> **PROBLEM**
Go through the lines below and copy each one that holds the string "this".

[Dataset entries]
====

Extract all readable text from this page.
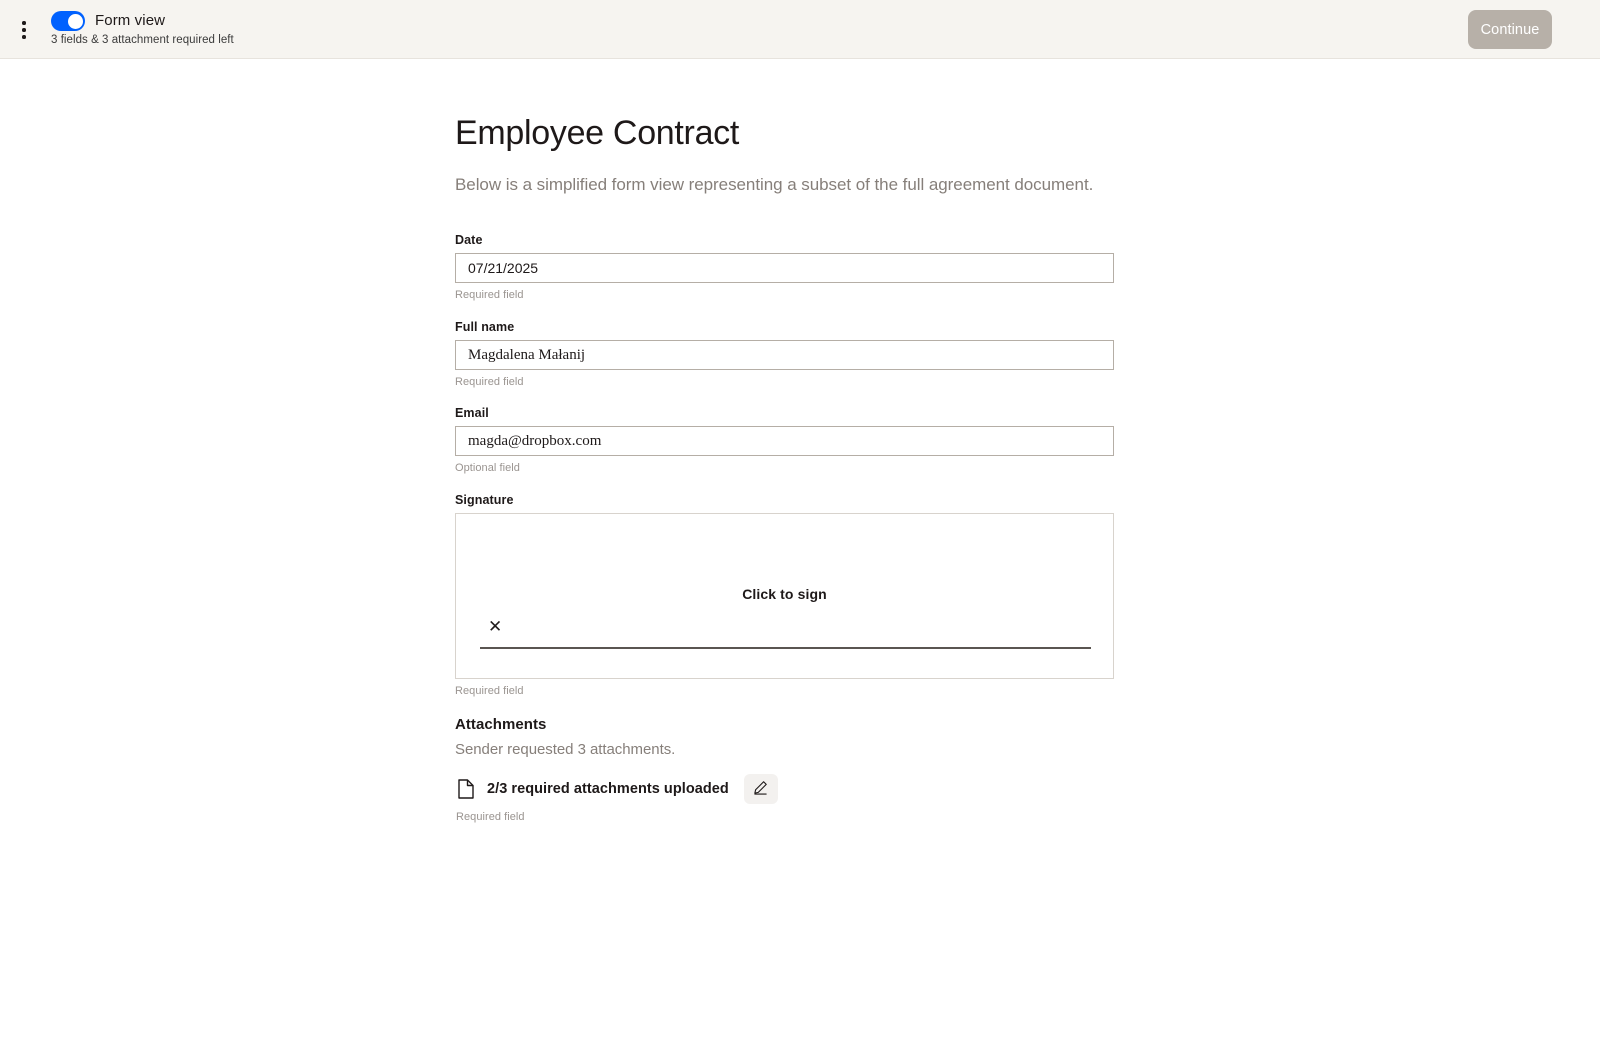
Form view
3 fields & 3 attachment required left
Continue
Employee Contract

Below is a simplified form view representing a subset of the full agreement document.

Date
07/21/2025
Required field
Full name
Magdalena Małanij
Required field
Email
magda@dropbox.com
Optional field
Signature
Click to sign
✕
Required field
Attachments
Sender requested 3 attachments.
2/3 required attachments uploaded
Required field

====

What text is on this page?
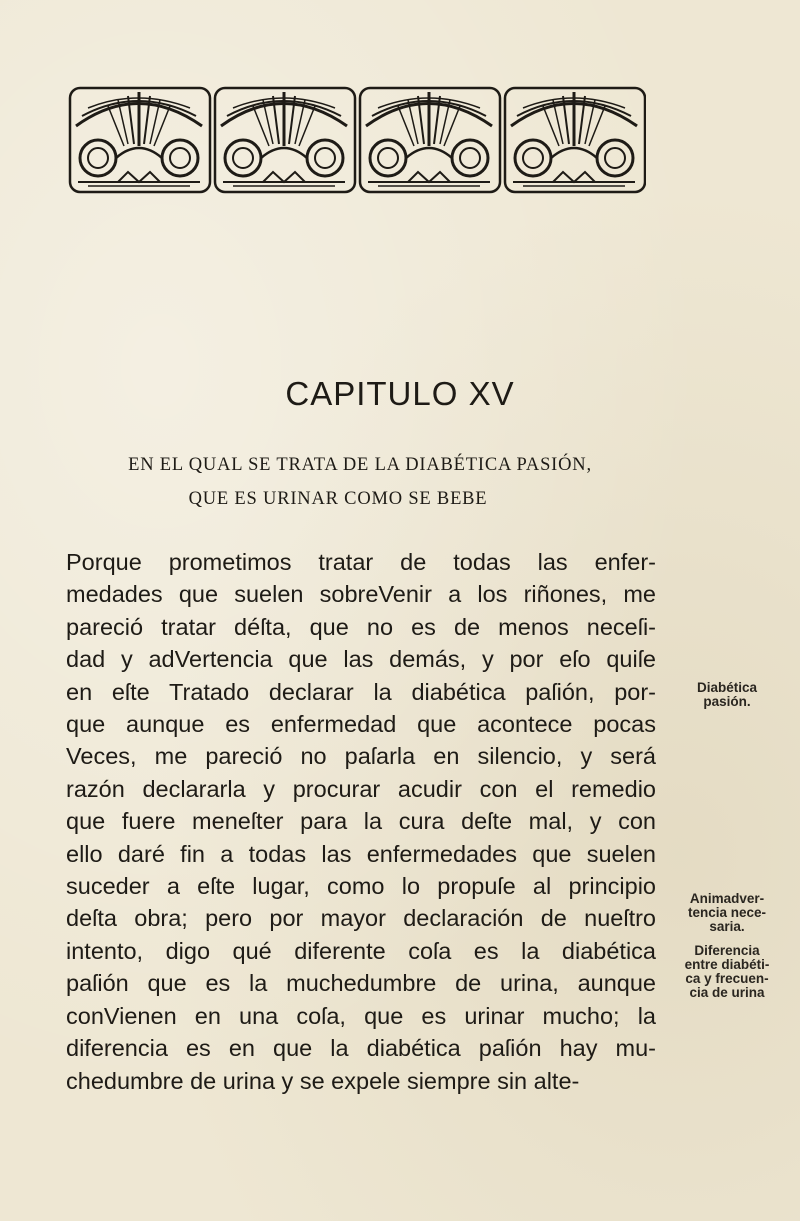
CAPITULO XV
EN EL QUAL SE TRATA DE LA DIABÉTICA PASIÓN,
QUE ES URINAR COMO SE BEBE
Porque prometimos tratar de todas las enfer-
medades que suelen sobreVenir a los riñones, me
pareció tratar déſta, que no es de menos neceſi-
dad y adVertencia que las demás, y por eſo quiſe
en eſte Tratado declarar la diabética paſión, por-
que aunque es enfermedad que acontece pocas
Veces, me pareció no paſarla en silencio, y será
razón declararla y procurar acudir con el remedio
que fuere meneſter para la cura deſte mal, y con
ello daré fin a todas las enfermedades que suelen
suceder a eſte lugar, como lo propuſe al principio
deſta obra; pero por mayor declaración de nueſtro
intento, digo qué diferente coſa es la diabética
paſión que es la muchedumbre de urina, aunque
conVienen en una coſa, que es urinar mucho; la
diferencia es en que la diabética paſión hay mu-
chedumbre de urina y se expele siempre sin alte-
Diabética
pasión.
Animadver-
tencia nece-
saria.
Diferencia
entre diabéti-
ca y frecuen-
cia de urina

====

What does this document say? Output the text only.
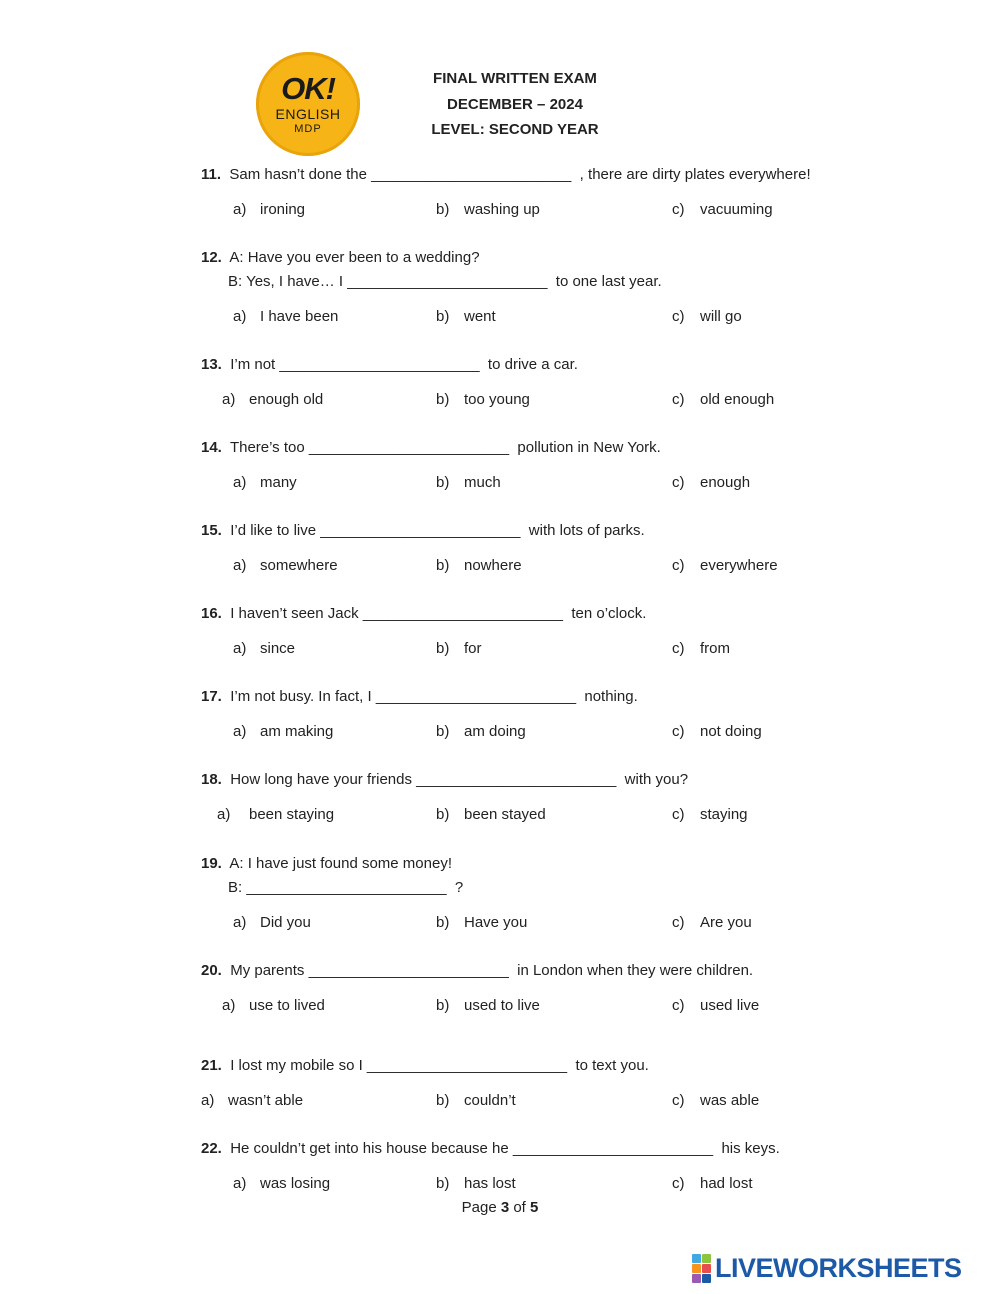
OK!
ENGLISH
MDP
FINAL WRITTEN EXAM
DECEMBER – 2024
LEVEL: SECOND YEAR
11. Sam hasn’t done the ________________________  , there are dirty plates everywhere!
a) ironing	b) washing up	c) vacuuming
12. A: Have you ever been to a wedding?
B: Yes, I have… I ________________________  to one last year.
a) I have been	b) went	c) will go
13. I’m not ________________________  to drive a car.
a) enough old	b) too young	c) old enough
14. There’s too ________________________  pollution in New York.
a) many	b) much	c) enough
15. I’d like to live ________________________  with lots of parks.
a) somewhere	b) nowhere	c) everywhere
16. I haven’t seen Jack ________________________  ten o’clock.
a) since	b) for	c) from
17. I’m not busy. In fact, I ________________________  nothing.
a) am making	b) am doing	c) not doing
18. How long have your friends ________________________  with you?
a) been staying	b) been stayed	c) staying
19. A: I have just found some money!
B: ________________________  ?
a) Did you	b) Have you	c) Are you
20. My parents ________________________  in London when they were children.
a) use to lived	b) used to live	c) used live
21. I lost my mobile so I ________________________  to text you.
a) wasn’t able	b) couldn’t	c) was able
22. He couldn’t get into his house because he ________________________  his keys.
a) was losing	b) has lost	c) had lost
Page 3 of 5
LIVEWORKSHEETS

====

> **FINAL RESULT**
Extract all readable text from this page.
What text is on this page?
What does this document say? Output the text only.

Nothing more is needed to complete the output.